EXERCISE BRIEF: Please copy the rows below, from the first one through the line containing "atom-dot — [946, 824, 957, 834]", swapping "zoom-guide" for "inset-guide" and keeping everything else the same. Give only those lines.

RECORD EXTRACTS:
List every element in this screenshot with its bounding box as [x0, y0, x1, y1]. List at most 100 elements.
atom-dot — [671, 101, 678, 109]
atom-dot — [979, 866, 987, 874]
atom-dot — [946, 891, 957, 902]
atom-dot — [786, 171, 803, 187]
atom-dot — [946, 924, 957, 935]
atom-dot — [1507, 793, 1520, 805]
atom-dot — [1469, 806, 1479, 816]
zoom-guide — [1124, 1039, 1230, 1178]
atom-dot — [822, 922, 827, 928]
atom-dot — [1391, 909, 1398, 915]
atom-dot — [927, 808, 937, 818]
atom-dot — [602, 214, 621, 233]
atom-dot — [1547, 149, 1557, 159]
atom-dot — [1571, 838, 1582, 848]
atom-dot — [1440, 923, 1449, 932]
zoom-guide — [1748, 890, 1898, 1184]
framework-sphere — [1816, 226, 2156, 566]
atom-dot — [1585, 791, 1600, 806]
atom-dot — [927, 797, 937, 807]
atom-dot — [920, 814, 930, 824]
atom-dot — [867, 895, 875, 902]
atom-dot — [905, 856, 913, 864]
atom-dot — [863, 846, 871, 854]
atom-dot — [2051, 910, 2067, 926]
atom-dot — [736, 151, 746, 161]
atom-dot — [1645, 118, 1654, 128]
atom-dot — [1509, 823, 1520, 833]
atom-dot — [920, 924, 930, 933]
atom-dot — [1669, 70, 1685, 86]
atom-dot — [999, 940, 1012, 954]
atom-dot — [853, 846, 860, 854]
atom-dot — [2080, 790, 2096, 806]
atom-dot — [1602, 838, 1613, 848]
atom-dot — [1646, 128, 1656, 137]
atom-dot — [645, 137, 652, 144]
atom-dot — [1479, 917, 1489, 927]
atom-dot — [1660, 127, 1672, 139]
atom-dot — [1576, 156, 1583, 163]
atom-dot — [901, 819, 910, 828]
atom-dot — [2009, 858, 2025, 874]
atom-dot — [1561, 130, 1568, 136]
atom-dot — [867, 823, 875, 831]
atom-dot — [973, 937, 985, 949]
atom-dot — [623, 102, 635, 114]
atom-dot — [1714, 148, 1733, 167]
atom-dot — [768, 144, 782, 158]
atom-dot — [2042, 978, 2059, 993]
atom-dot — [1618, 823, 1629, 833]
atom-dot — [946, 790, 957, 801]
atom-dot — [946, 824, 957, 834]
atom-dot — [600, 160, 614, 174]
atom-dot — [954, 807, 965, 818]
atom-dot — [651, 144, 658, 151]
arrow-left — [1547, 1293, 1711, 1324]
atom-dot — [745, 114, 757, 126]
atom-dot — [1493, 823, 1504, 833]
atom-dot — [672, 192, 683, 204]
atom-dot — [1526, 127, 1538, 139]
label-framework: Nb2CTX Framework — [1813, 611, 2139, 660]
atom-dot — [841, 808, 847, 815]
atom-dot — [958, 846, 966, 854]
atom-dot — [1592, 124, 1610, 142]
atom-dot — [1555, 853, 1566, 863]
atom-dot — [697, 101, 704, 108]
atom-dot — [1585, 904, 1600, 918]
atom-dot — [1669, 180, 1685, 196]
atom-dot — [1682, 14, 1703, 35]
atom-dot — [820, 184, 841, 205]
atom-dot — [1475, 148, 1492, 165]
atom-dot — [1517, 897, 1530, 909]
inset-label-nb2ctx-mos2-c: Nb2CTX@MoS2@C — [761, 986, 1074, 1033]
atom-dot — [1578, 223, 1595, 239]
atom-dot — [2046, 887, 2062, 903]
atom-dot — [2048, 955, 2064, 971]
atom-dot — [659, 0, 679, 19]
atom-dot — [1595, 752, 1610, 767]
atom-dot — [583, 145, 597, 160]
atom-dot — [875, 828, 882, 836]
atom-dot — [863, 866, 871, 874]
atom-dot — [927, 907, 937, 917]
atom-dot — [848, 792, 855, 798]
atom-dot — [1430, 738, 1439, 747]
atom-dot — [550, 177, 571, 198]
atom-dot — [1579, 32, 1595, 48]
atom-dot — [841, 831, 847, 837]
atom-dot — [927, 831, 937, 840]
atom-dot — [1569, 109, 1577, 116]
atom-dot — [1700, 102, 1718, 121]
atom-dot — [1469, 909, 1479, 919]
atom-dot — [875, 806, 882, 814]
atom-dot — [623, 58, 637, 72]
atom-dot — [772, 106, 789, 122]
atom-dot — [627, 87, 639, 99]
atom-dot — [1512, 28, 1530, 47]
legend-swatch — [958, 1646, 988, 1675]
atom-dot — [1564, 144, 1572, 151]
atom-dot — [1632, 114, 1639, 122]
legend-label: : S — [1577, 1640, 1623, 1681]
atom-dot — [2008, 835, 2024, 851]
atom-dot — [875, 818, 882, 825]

SOLVED EXERCISE:
List every element in this screenshot with its bounding box as [x0, y0, x1, y1]. List at most 100 elements.
atom-dot — [671, 101, 678, 109]
atom-dot — [979, 866, 987, 874]
atom-dot — [946, 891, 957, 902]
atom-dot — [786, 171, 803, 187]
atom-dot — [946, 924, 957, 935]
atom-dot — [1507, 793, 1520, 805]
atom-dot — [1469, 806, 1479, 816]
inset-guide — [1124, 1039, 1230, 1178]
atom-dot — [822, 922, 827, 928]
atom-dot — [1391, 909, 1398, 915]
atom-dot — [927, 808, 937, 818]
atom-dot — [602, 214, 621, 233]
atom-dot — [1547, 149, 1557, 159]
atom-dot — [1571, 838, 1582, 848]
atom-dot — [1440, 923, 1449, 932]
inset-guide — [1748, 890, 1898, 1184]
framework-sphere — [1816, 226, 2156, 566]
atom-dot — [1585, 791, 1600, 806]
atom-dot — [927, 797, 937, 807]
atom-dot — [920, 814, 930, 824]
atom-dot — [867, 895, 875, 902]
atom-dot — [905, 856, 913, 864]
atom-dot — [863, 846, 871, 854]
atom-dot — [2051, 910, 2067, 926]
atom-dot — [736, 151, 746, 161]
atom-dot — [1645, 118, 1654, 128]
atom-dot — [1509, 823, 1520, 833]
atom-dot — [920, 924, 930, 933]
atom-dot — [1669, 70, 1685, 86]
atom-dot — [999, 940, 1012, 954]
atom-dot — [853, 846, 860, 854]
atom-dot — [2080, 790, 2096, 806]
atom-dot — [1602, 838, 1613, 848]
atom-dot — [1646, 128, 1656, 137]
atom-dot — [645, 137, 652, 144]
atom-dot — [1479, 917, 1489, 927]
atom-dot — [1660, 127, 1672, 139]
atom-dot — [1576, 156, 1583, 163]
atom-dot — [901, 819, 910, 828]
atom-dot — [2009, 858, 2025, 874]
atom-dot — [1561, 130, 1568, 136]
atom-dot — [867, 823, 875, 831]
atom-dot — [973, 937, 985, 949]
atom-dot — [623, 102, 635, 114]
atom-dot — [1714, 148, 1733, 167]
atom-dot — [768, 144, 782, 158]
atom-dot — [2042, 978, 2059, 993]
atom-dot — [1618, 823, 1629, 833]
atom-dot — [946, 790, 957, 801]
atom-dot — [946, 824, 957, 834]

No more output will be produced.